### Problem
Write out exactly the lines from the one with "Transcribe this image's" through the last line. Pictures stay out.

### Exercise input
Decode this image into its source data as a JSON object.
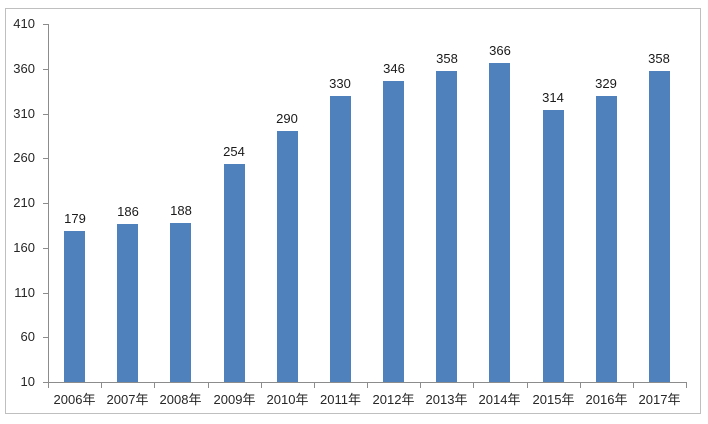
{
  "chart_data": {
    "type": "bar",
    "title": "",
    "xlabel": "",
    "ylabel": "",
    "categories": [
      "2006年",
      "2007年",
      "2008年",
      "2009年",
      "2010年",
      "2011年",
      "2012年",
      "2013年",
      "2014年",
      "2015年",
      "2016年",
      "2017年"
    ],
    "values": [
      179,
      186,
      188,
      254,
      290,
      330,
      346,
      358,
      366,
      314,
      329,
      358
    ],
    "yticks": [
      10,
      60,
      110,
      160,
      210,
      260,
      310,
      360,
      410
    ],
    "ylim": [
      10,
      410
    ],
    "grid": false,
    "legend": null,
    "data_labels_shown": true,
    "colors": {
      "bar_fill": "#4f81bd",
      "axis_line": "#8c8c8c",
      "tick_label": "#262626",
      "data_label": "#1a1a1a",
      "frame_border": "#bfbfbf",
      "background": "#ffffff"
    }
  }
}
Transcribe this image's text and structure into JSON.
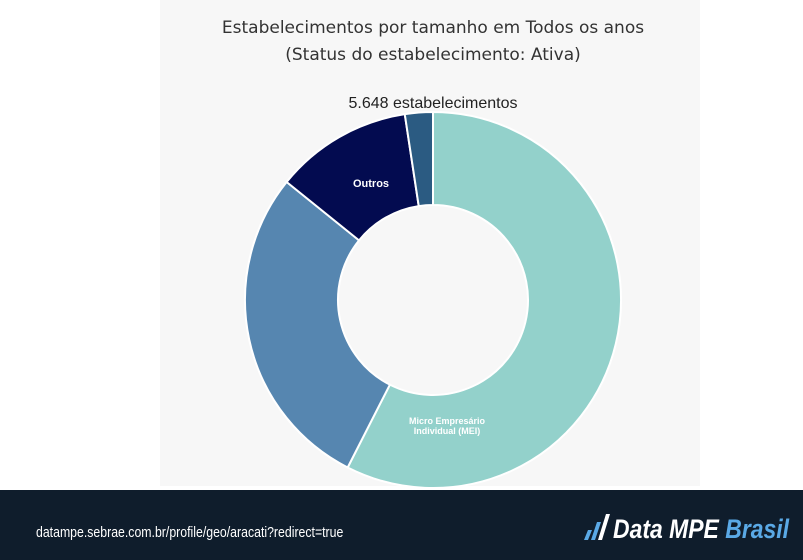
{
  "chart_data": {
    "type": "donut",
    "title": "Estabelecimentos por tamanho em Todos os anos",
    "subtitle": "(Status do estabelecimento: Ativa)",
    "total_label": "5.648 estabelecimentos",
    "categories": [
      "Micro Empresário Individual (MEI)",
      null,
      "Outros",
      null
    ],
    "values": [
      57.5,
      28.3,
      11.8,
      2.4
    ],
    "colors": [
      "#93d1cb",
      "#5686b0",
      "#030b50",
      "#2b5b82"
    ]
  },
  "footer": {
    "url": "datampe.sebrae.com.br/profile/geo/aracati?redirect=true",
    "logo_primary": "Data MPE",
    "logo_secondary": "Brasil"
  }
}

### Output below
Transcribe this image's text and structure into JSON.
{
  "chart_data": {
    "type": "donut",
    "title": "Estabelecimentos por tamanho em Todos os anos",
    "subtitle": "(Status do estabelecimento: Ativa)",
    "total_label": "5.648 estabelecimentos",
    "categories": [
      "Micro Empresário Individual (MEI)",
      null,
      "Outros",
      null
    ],
    "values": [
      57.5,
      28.3,
      11.8,
      2.4
    ],
    "colors": [
      "#93d1cb",
      "#5686b0",
      "#030b50",
      "#2b5b82"
    ]
  },
  "footer": {
    "url": "datampe.sebrae.com.br/profile/geo/aracati?redirect=true",
    "logo_primary": "Data MPE",
    "logo_secondary": "Brasil"
  }
}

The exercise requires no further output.